Extract and list every line that contains the word "Genotypic".
:::
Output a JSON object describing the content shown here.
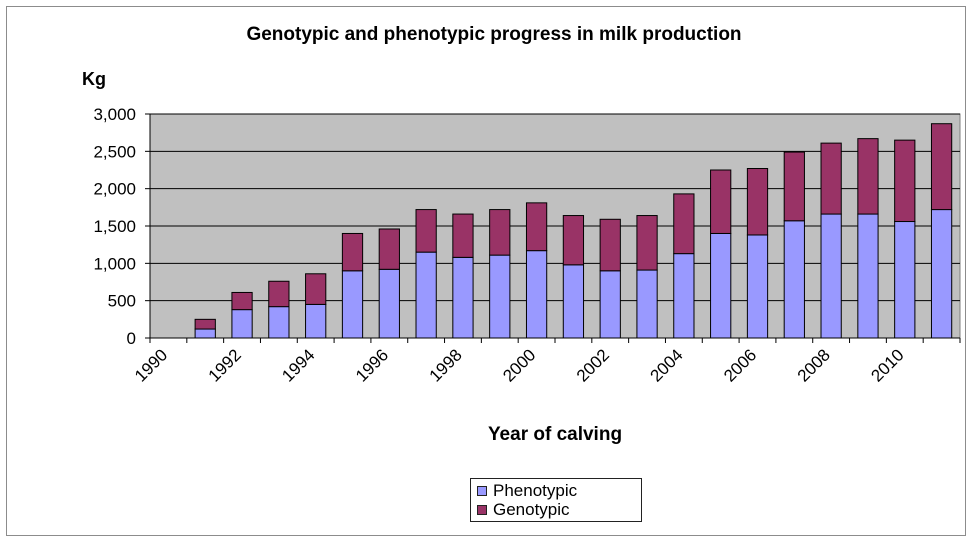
{
  "chart_data": {
    "type": "bar",
    "stacked": true,
    "title": "Genotypic and phenotypic progress in milk production",
    "ylabel": "Kg",
    "xlabel": "Year of calving",
    "ylim": [
      0,
      3000
    ],
    "yticks": [
      0,
      500,
      1000,
      1500,
      2000,
      2500,
      3000
    ],
    "ytick_labels": [
      "0",
      "500",
      "1,000",
      "1,500",
      "2,000",
      "2,500",
      "3,000"
    ],
    "xtick_labels": [
      "1990",
      "1992",
      "1994",
      "1996",
      "1998",
      "2000",
      "2002",
      "2004",
      "2006",
      "2008",
      "2010"
    ],
    "categories": [
      "1990",
      "1991",
      "1992",
      "1993",
      "1994",
      "1995",
      "1996",
      "1997",
      "1998",
      "1999",
      "2000",
      "2001",
      "2002",
      "2003",
      "2004",
      "2005",
      "2006",
      "2007",
      "2008",
      "2009",
      "2010",
      "2011"
    ],
    "series": [
      {
        "name": "Phenotypic",
        "color": "#9999ff",
        "values": [
          null,
          120,
          380,
          420,
          450,
          900,
          920,
          1150,
          1080,
          1110,
          1170,
          980,
          900,
          910,
          1130,
          1400,
          1380,
          1570,
          1660,
          1660,
          1560,
          1720
        ]
      },
      {
        "name": "Genotypic",
        "color": "#993366",
        "values": [
          null,
          130,
          230,
          340,
          410,
          500,
          540,
          570,
          580,
          610,
          640,
          660,
          690,
          730,
          800,
          850,
          890,
          920,
          950,
          1010,
          1090,
          1150
        ]
      }
    ],
    "grid": true,
    "plot_background": "#c0c0c0",
    "legend_position": "bottom"
  }
}
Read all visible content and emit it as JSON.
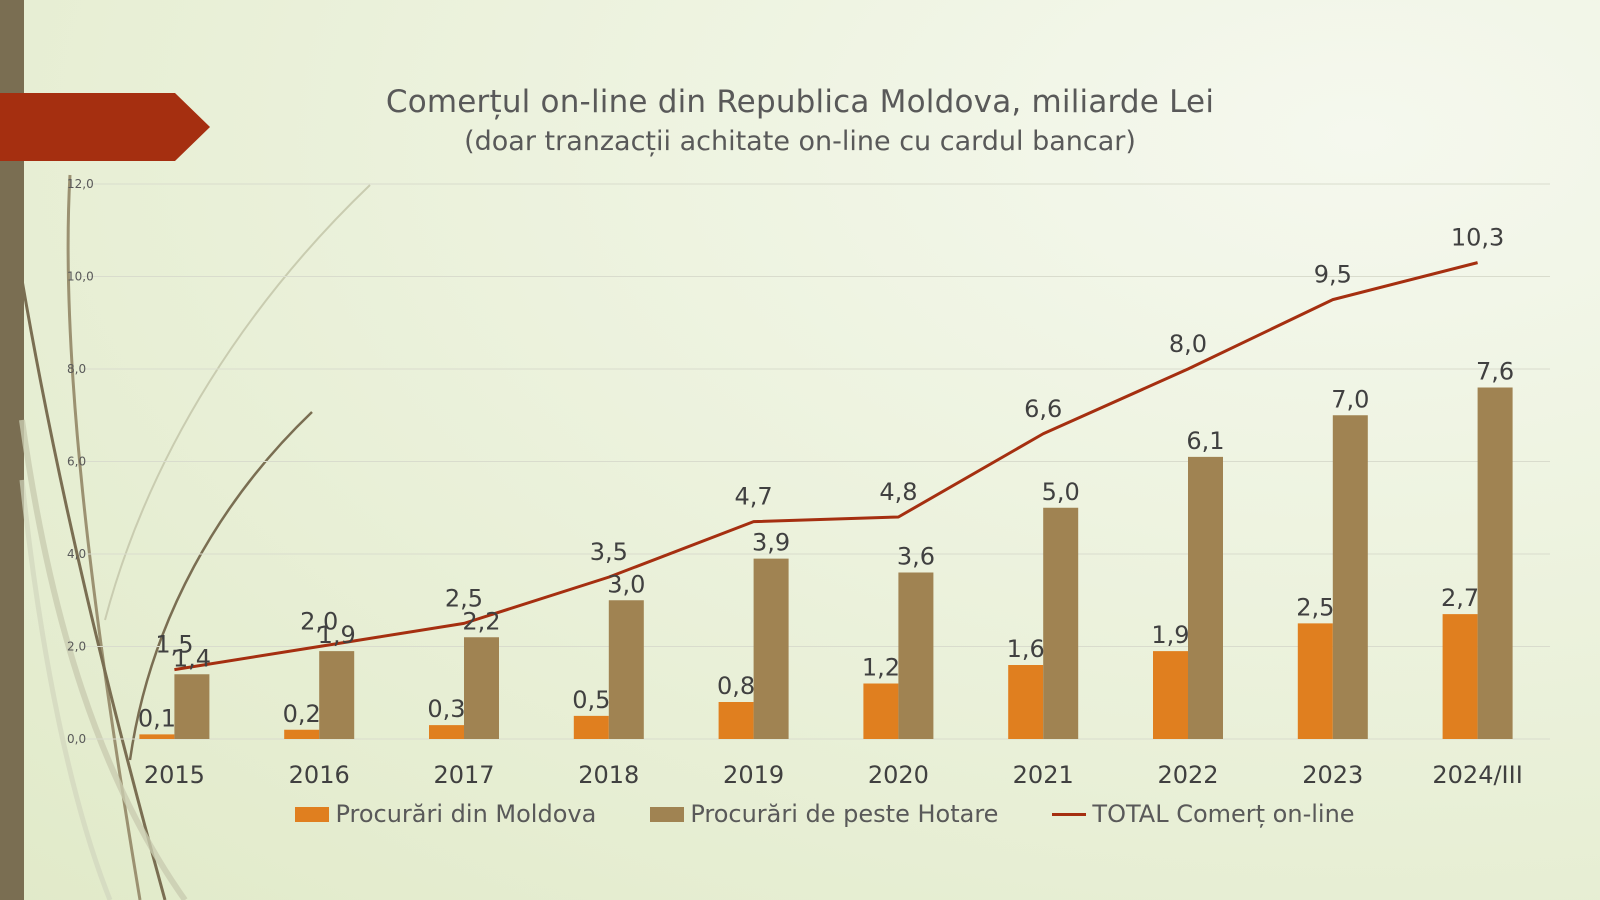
{
  "title": "Comerțul on-line din Republica Moldova, miliarde Lei",
  "subtitle": "(doar tranzacții achitate on-line cu cardul bancar)",
  "colors": {
    "moldova": "#e07f1f",
    "hotare": "#a08352",
    "total": "#a52f10",
    "grid": "#d9dccd"
  },
  "chart_data": {
    "type": "bar",
    "categories": [
      "2015",
      "2016",
      "2017",
      "2018",
      "2019",
      "2020",
      "2021",
      "2022",
      "2023",
      "2024/III"
    ],
    "ylim": [
      0,
      12
    ],
    "yticks": [
      "0,0",
      "2,0",
      "4,0",
      "6,0",
      "8,0",
      "10,0",
      "12,0"
    ],
    "ytick_values": [
      0,
      2,
      4,
      6,
      8,
      10,
      12
    ],
    "grid": true,
    "legend_position": "bottom",
    "series": [
      {
        "name": "Procurări din Moldova",
        "type": "bar",
        "values": [
          0.1,
          0.2,
          0.3,
          0.5,
          0.8,
          1.2,
          1.6,
          1.9,
          2.5,
          2.7
        ],
        "labels": [
          "0,1",
          "0,2",
          "0,3",
          "0,5",
          "0,8",
          "1,2",
          "1,6",
          "1,9",
          "2,5",
          "2,7"
        ]
      },
      {
        "name": "Procurări de peste Hotare",
        "type": "bar",
        "values": [
          1.4,
          1.9,
          2.2,
          3.0,
          3.9,
          3.6,
          5.0,
          6.1,
          7.0,
          7.6
        ],
        "labels": [
          "1,4",
          "1,9",
          "2,2",
          "3,0",
          "3,9",
          "3,6",
          "5,0",
          "6,1",
          "7,0",
          "7,6"
        ]
      },
      {
        "name": "TOTAL Comerț on-line",
        "type": "line",
        "values": [
          1.5,
          2.0,
          2.5,
          3.5,
          4.7,
          4.8,
          6.6,
          8.0,
          9.5,
          10.3
        ],
        "labels": [
          "1,5",
          "2,0",
          "2,5",
          "3,5",
          "4,7",
          "4,8",
          "6,6",
          "8,0",
          "9,5",
          "10,3"
        ]
      }
    ]
  }
}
:::
_Task solution_
    "title": "Genotypic and phenotypic progress in milk production",
        "name": "Genotypic",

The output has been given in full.